• **Do this**: In the entries below, count every line containing "name". Reply with the number alone.

---------- Available data

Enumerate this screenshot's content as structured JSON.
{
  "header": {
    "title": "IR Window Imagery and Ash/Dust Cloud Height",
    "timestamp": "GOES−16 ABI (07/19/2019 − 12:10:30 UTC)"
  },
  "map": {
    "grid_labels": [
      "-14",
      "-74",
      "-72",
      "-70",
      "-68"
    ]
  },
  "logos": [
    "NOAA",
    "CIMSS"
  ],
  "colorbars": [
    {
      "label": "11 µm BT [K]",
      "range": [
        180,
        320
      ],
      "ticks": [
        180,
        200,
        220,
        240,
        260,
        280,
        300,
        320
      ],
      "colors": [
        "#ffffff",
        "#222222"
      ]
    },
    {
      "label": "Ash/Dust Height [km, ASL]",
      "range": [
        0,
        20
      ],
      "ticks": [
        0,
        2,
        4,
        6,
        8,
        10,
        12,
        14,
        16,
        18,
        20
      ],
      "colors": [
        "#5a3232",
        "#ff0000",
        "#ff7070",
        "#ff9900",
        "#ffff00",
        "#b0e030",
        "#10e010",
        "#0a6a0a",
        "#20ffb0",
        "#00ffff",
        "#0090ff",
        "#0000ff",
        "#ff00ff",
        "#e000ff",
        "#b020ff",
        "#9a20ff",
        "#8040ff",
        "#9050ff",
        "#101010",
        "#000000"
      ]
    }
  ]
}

--------------------
---------- Available data

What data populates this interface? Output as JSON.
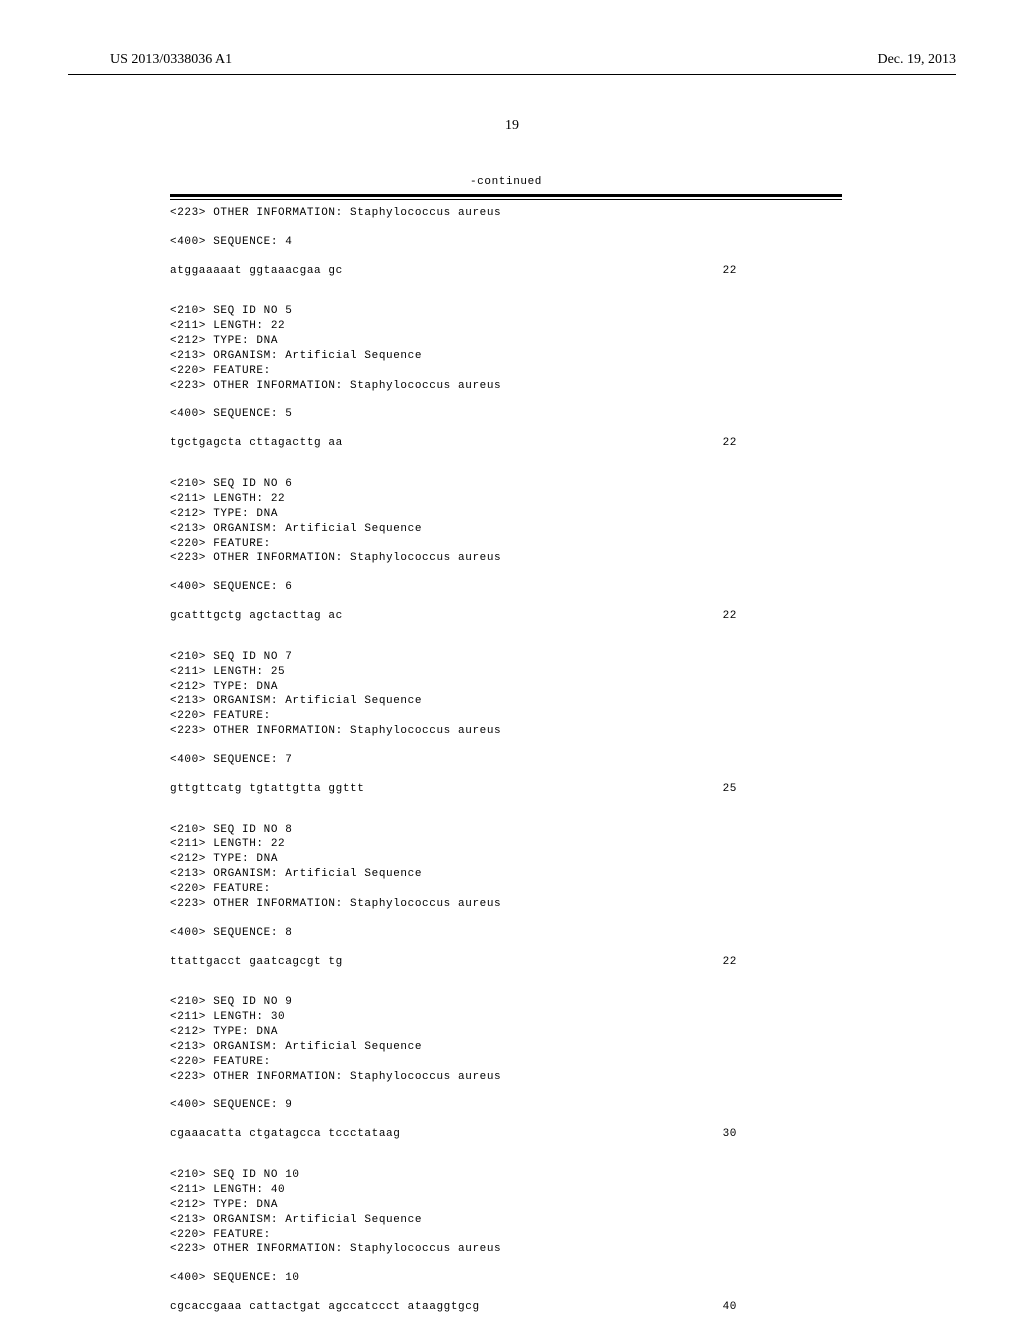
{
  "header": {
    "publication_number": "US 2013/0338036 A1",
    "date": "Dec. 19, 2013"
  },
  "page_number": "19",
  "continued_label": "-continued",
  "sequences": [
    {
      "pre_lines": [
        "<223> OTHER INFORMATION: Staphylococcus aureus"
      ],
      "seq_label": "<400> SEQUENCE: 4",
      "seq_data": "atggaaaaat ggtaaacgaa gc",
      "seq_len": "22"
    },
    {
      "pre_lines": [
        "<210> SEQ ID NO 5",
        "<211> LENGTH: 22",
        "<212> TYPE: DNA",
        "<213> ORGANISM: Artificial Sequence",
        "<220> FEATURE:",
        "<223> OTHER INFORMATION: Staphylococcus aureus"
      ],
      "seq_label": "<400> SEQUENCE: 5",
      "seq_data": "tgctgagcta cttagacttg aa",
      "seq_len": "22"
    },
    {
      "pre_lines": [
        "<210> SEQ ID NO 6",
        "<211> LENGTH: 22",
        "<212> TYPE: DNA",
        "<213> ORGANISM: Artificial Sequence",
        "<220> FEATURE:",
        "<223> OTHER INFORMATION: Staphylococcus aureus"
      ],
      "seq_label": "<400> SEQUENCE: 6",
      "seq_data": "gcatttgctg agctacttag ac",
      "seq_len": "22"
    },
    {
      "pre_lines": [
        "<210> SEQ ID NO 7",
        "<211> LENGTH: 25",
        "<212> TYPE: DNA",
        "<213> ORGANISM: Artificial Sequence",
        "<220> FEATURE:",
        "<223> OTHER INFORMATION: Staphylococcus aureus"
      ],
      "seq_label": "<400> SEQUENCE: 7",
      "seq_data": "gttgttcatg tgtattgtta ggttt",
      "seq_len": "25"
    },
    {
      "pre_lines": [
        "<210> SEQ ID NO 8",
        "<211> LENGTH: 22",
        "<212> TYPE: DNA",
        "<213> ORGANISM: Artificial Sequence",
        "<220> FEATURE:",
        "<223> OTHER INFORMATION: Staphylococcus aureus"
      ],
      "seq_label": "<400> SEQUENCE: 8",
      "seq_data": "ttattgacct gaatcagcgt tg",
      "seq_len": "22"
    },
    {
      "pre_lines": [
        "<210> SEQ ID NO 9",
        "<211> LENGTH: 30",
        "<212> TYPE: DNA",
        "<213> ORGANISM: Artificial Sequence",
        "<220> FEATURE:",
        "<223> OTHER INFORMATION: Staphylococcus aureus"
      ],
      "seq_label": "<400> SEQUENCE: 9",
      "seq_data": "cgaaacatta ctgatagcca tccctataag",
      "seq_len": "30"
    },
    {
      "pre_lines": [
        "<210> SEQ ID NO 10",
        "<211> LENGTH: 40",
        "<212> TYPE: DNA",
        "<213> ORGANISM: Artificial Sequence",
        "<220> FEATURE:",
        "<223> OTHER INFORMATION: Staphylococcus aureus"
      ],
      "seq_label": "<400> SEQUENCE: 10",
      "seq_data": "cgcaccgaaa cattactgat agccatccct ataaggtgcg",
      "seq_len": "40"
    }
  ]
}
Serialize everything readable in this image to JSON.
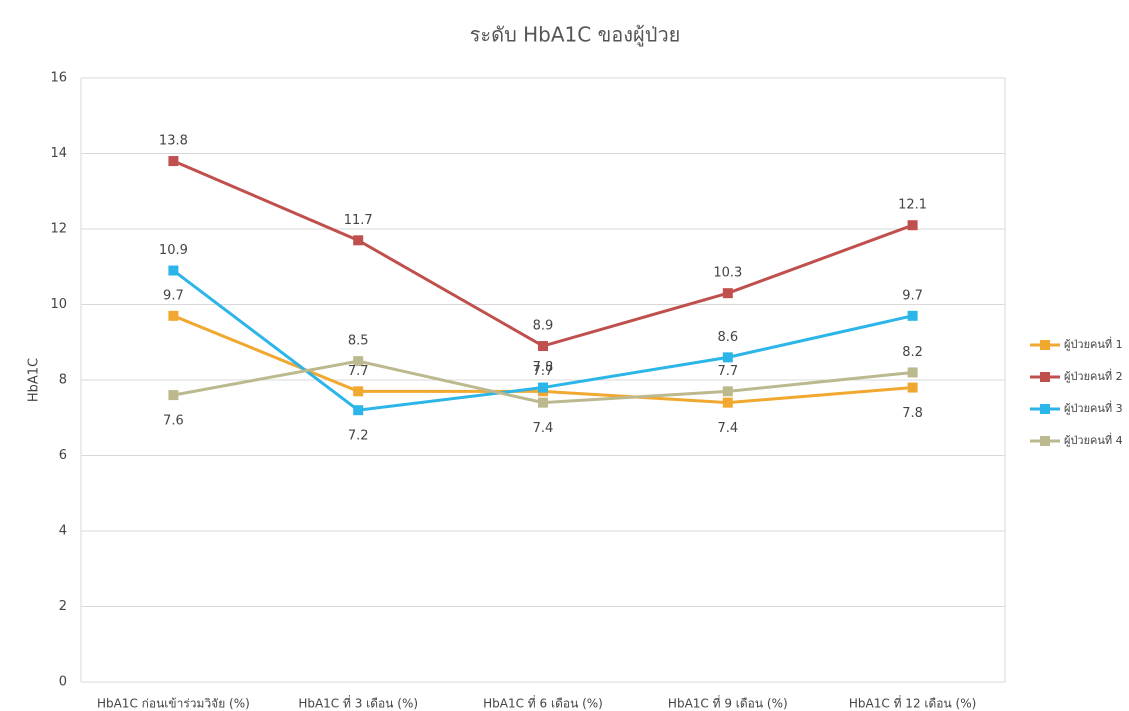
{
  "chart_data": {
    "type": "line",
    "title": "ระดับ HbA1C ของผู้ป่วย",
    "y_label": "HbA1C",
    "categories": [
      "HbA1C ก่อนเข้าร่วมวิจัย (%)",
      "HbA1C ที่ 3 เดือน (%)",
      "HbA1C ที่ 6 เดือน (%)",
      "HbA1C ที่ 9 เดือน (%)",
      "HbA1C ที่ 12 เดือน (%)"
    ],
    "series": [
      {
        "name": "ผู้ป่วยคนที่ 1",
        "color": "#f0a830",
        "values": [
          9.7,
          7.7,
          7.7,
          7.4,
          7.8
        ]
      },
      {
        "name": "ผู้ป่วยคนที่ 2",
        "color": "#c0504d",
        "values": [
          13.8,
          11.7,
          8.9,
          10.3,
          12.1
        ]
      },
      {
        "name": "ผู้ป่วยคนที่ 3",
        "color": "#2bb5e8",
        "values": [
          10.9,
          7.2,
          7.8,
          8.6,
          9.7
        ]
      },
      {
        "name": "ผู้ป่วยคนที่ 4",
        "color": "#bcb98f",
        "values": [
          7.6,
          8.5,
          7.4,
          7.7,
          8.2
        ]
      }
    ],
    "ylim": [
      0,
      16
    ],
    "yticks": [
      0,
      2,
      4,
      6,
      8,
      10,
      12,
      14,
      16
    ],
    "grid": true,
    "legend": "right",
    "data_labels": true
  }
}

--------------------

• **Exercise output**: 4